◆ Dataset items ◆
--- start ---

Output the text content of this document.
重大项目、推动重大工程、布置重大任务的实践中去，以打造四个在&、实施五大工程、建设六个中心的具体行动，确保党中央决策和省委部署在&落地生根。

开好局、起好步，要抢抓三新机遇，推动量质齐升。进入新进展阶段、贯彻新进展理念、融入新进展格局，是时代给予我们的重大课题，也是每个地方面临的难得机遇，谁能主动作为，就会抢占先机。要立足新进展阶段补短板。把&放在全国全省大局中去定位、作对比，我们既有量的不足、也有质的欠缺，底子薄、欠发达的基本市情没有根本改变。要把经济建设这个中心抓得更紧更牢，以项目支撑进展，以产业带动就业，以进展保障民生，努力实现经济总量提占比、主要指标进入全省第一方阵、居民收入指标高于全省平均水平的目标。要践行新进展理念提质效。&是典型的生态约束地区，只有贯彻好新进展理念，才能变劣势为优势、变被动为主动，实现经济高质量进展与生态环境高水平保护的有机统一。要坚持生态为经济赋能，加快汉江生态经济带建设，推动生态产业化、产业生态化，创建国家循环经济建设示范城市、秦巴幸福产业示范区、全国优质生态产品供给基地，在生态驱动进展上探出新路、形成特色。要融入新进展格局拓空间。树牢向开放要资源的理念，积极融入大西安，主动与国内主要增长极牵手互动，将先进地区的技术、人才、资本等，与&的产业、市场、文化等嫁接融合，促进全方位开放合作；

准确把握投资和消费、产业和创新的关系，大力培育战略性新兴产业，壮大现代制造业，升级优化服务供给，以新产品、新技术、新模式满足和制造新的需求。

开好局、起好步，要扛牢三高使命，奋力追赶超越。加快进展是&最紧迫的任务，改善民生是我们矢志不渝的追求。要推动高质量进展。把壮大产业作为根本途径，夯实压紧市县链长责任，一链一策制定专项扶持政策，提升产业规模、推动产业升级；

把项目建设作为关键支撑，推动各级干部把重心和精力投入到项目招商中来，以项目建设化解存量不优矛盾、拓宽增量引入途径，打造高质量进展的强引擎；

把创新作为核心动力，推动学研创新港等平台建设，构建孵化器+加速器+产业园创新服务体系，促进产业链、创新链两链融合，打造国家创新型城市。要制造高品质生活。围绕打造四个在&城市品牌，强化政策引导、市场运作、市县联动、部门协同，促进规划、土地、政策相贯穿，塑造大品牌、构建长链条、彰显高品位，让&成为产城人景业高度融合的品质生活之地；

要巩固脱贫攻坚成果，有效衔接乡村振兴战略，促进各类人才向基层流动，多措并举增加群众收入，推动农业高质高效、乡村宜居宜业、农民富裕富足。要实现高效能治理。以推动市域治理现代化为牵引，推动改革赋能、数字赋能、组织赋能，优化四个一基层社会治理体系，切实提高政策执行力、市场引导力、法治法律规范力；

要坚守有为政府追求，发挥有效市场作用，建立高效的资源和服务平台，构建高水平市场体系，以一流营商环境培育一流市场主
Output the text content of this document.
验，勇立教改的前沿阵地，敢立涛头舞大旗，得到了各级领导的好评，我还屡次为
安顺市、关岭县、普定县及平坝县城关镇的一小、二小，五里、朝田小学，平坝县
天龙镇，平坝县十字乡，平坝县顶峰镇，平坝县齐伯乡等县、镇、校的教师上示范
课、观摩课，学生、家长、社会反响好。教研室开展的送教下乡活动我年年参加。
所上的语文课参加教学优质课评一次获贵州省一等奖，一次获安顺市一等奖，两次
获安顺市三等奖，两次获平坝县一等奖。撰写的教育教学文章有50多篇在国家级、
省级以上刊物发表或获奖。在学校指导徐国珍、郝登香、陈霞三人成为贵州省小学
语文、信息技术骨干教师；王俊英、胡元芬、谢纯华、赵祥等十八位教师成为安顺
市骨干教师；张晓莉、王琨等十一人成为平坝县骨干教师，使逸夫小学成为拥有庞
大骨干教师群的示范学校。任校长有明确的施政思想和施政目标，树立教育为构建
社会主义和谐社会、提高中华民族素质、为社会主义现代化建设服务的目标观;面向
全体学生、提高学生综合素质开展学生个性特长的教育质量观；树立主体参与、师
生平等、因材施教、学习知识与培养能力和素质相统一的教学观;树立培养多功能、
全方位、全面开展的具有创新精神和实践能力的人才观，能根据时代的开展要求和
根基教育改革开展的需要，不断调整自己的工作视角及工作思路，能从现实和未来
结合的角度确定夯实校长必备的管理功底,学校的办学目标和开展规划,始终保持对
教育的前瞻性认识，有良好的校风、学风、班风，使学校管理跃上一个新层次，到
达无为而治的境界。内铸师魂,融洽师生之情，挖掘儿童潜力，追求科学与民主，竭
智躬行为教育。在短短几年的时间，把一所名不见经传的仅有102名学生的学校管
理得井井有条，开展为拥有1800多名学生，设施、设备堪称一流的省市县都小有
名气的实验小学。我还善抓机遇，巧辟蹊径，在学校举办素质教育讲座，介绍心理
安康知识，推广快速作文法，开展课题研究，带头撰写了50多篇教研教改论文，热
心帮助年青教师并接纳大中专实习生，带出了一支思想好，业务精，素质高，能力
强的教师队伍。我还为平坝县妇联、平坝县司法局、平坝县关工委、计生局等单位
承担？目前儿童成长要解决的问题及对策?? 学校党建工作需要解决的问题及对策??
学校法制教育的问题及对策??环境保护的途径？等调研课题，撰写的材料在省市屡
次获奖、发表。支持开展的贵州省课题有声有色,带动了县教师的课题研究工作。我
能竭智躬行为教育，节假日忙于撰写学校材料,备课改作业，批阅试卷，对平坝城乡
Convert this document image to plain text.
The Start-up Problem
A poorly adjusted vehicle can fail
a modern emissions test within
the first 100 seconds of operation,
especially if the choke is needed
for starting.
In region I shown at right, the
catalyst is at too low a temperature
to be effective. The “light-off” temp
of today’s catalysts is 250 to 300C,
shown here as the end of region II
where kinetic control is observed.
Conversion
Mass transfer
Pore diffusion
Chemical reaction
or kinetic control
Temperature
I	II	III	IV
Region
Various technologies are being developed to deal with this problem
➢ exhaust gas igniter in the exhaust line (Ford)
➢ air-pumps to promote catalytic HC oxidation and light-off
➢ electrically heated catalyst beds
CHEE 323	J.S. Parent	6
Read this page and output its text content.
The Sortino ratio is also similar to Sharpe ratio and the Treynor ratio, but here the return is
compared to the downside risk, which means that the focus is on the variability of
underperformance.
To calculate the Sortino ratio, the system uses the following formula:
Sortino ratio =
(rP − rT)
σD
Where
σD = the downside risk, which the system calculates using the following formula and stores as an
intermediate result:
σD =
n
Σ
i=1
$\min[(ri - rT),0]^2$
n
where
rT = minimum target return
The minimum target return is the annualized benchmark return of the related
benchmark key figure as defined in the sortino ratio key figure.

--- end ---

◆ WHAT YOU NEED TO DO ◆
Transcribe word for word the lines from the one holding "Read this page and output its text content." to the last line of the listing above, inclusive.

◆ ANSWER FOR THIS EXERCISE ◆
Read this page and output its text content.
The Sortino ratio is also similar to Sharpe ratio and the Treynor ratio, but here the return is
compared to the downside risk, which means that the focus is on the variability of
underperformance.
To calculate the Sortino ratio, the system uses the following formula:
Sortino ratio =
(rP − rT)
σD
Where
σD = the downside risk, which the system calculates using the following formula and stores as an
intermediate result:
σD =
n
Σ
i=1
$\min[(ri - rT),0]^2$
n
where
rT = minimum target return
The minimum target return is the annualized benchmark return of the related
benchmark key figure as defined in the sortino ratio key figure.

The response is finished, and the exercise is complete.